- Set task
Where a line holds the string "fileref", return that line.
○ ○ ○ ○ ○
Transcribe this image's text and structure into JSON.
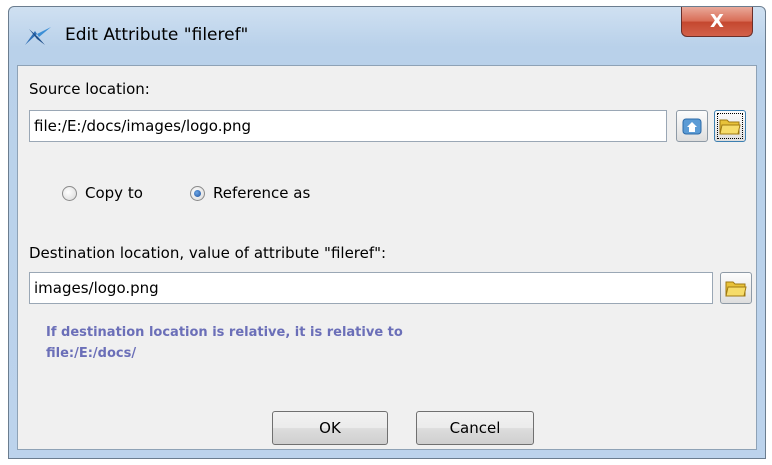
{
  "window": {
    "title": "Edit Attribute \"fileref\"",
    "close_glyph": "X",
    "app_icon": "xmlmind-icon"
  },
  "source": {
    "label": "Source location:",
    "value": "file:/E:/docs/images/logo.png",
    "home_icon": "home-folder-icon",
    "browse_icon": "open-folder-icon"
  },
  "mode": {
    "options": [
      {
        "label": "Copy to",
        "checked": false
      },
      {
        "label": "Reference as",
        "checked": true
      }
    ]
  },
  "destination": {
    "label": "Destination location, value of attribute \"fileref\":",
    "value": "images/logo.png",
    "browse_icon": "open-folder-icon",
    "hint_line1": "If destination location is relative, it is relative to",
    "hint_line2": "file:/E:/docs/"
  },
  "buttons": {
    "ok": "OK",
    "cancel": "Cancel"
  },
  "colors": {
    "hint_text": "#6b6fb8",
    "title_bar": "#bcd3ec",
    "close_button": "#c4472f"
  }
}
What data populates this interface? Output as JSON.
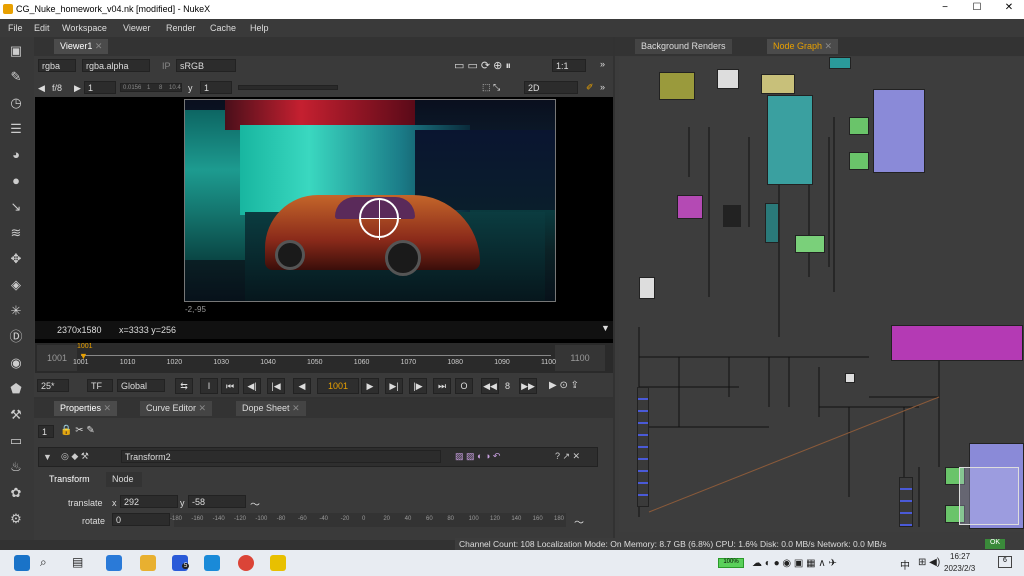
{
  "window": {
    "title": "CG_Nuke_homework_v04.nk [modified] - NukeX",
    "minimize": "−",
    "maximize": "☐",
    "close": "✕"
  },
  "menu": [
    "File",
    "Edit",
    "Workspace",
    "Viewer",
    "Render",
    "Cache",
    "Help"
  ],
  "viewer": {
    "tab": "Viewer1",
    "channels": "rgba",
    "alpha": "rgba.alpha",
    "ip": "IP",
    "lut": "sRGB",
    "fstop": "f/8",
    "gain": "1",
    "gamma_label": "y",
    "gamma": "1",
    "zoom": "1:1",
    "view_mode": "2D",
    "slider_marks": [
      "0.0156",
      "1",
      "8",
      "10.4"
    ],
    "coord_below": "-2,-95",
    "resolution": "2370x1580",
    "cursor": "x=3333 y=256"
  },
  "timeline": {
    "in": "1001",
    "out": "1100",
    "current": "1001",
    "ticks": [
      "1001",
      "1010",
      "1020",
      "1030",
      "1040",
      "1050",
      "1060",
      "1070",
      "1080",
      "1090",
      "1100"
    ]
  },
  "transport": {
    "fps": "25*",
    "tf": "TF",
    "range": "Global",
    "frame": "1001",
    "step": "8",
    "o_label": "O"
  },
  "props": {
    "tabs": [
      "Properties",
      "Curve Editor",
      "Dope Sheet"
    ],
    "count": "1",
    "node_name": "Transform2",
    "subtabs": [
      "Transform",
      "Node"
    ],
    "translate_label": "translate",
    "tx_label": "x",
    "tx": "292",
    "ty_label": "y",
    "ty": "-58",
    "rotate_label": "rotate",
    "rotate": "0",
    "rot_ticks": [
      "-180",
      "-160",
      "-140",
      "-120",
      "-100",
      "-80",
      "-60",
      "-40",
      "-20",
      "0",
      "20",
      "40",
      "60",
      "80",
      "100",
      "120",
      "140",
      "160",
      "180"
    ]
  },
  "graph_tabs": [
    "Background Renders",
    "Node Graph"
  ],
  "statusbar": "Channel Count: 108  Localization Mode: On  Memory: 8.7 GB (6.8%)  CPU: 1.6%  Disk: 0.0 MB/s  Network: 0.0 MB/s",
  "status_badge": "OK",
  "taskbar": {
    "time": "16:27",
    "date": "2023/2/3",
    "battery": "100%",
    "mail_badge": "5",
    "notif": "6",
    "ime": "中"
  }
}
○ ○ ○ ○ ○
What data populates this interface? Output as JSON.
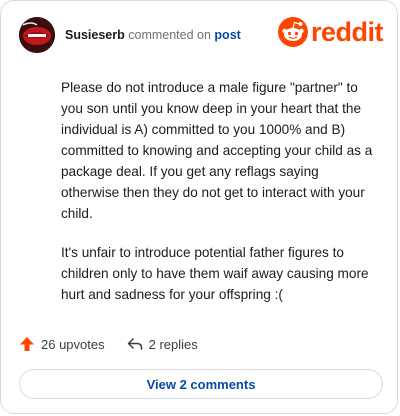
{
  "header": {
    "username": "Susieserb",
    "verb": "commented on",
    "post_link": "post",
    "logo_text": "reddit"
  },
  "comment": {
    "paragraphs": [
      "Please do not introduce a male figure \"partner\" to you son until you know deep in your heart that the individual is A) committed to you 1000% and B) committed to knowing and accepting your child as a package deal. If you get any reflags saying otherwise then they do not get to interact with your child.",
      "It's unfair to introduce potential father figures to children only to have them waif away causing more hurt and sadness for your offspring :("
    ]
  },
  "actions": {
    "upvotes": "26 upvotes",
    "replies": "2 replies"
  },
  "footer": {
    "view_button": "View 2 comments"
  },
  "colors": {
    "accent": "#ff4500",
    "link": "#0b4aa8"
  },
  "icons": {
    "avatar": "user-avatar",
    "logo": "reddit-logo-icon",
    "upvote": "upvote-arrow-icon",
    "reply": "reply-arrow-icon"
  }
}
○ ○ ○ ○ ○
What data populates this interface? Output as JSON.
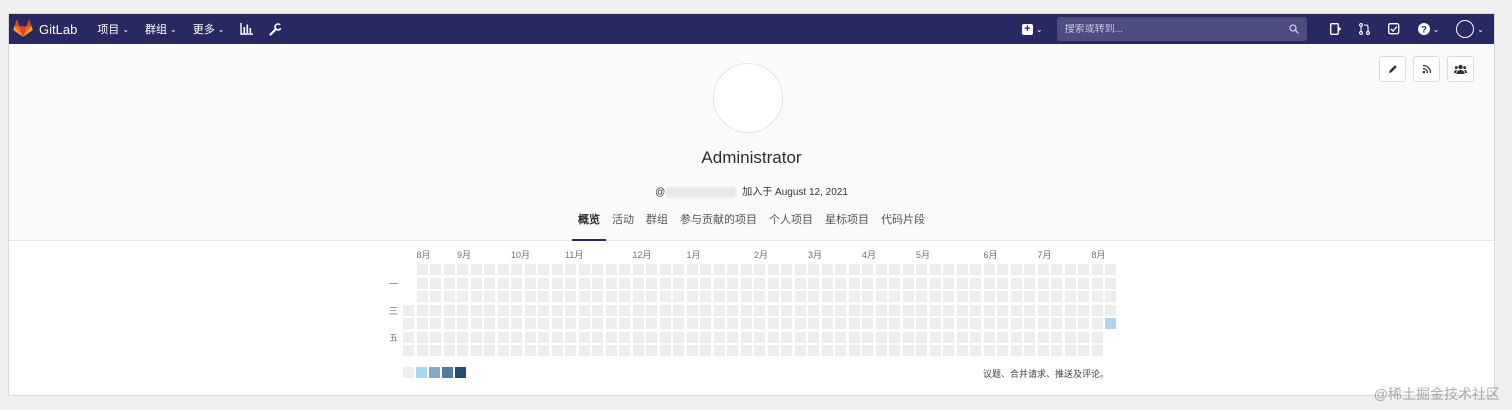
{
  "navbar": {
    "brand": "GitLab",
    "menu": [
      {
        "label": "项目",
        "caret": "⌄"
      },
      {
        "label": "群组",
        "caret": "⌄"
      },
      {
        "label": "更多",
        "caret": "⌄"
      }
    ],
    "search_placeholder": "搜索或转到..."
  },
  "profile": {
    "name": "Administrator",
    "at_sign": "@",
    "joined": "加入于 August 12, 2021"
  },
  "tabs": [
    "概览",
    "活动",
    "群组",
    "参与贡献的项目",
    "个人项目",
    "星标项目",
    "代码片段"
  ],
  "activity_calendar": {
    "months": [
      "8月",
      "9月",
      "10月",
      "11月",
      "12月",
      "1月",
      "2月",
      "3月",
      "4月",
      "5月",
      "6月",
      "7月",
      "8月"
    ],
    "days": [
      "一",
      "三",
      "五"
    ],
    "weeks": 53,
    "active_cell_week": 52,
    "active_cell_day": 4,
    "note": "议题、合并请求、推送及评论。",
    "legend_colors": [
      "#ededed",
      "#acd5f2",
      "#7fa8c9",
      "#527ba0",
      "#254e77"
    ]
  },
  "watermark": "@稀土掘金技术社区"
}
○ ○ ○ ○ ○
- The result
    "title": "Edit Attribute \"fileref\"",
    "label": "Destination location, value of attribute \"fileref\":",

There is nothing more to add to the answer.